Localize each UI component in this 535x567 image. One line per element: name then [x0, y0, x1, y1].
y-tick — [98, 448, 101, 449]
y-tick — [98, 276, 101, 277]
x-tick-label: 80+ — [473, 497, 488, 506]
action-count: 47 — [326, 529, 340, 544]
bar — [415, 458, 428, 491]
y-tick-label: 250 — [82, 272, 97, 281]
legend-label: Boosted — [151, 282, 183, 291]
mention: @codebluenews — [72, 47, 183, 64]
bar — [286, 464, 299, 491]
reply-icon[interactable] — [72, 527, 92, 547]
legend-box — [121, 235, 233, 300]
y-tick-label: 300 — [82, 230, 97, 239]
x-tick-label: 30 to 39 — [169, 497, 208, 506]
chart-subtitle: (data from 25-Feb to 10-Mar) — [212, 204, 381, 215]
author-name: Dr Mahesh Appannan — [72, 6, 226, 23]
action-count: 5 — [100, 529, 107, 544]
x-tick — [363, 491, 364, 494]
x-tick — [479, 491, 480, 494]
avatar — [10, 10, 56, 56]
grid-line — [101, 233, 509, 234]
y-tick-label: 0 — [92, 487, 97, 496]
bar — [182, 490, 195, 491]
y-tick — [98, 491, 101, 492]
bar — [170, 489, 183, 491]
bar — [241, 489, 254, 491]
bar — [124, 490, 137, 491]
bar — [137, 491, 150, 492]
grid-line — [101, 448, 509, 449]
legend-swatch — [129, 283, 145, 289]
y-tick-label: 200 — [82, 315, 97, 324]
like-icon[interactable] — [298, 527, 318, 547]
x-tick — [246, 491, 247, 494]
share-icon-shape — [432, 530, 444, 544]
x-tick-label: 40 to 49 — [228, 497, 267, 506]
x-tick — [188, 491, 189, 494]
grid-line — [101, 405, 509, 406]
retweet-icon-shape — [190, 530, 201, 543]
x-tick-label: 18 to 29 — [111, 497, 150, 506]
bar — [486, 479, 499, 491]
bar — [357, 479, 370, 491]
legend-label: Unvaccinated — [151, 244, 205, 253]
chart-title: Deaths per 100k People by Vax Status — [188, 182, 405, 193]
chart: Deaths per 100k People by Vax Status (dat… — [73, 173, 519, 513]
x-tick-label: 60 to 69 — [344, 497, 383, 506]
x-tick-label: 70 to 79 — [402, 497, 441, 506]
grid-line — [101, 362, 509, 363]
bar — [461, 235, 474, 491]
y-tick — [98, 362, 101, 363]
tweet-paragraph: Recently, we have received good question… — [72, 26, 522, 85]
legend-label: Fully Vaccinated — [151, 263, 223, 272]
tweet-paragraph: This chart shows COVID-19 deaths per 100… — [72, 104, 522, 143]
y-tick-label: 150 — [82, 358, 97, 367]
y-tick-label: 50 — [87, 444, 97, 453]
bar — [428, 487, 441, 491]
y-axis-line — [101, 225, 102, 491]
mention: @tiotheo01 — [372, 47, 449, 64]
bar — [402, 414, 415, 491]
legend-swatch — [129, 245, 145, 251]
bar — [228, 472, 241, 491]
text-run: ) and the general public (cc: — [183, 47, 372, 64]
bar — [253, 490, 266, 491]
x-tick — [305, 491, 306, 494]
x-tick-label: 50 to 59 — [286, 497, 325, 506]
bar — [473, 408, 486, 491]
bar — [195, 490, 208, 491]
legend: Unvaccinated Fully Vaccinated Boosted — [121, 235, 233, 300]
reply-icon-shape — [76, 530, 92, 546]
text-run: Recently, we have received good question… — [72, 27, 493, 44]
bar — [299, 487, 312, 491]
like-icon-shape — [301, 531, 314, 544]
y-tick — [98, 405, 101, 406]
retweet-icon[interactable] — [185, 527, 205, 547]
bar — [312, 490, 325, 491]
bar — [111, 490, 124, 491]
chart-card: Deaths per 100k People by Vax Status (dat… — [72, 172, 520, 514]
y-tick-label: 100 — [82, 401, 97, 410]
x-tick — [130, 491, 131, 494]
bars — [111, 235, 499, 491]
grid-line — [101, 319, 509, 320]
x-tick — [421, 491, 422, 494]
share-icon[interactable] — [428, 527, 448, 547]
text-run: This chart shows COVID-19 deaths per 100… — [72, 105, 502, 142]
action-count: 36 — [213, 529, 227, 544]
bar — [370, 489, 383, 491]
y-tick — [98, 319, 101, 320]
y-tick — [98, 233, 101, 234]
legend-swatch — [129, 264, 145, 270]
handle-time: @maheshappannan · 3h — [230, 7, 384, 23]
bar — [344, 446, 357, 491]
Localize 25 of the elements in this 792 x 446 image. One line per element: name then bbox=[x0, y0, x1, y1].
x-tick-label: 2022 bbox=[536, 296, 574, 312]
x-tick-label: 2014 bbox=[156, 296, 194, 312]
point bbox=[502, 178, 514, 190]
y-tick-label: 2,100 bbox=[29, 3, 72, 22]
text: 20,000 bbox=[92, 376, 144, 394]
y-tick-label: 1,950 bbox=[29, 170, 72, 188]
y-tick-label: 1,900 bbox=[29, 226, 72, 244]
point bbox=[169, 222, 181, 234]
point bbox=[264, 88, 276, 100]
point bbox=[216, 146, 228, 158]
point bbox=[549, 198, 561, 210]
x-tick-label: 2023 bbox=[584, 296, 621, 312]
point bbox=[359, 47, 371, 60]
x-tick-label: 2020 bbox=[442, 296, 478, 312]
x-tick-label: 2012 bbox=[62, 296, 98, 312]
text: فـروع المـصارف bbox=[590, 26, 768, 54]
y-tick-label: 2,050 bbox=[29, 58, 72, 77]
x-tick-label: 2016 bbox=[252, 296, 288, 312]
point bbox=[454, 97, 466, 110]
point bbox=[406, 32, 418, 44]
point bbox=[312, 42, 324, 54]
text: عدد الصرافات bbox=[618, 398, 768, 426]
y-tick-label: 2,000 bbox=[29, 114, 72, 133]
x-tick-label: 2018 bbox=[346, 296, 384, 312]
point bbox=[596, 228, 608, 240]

━━━━━━━━━━

TO DO:
Format the records as a JSON list of strings, from the first line through the line containing "action-count: 47 — [326, 529, 340, 544]", with one string per line and blank lines left out.

FULL ANSWER:
[
  "Localize each UI component in this 535x567 image. One line per element: name then [x0, y0, x1, y1].",
  "y-tick — [98, 448, 101, 449]",
  "y-tick — [98, 276, 101, 277]",
  "x-tick-label: 80+ — [473, 497, 488, 506]",
  "action-count: 47 — [326, 529, 340, 544]"
]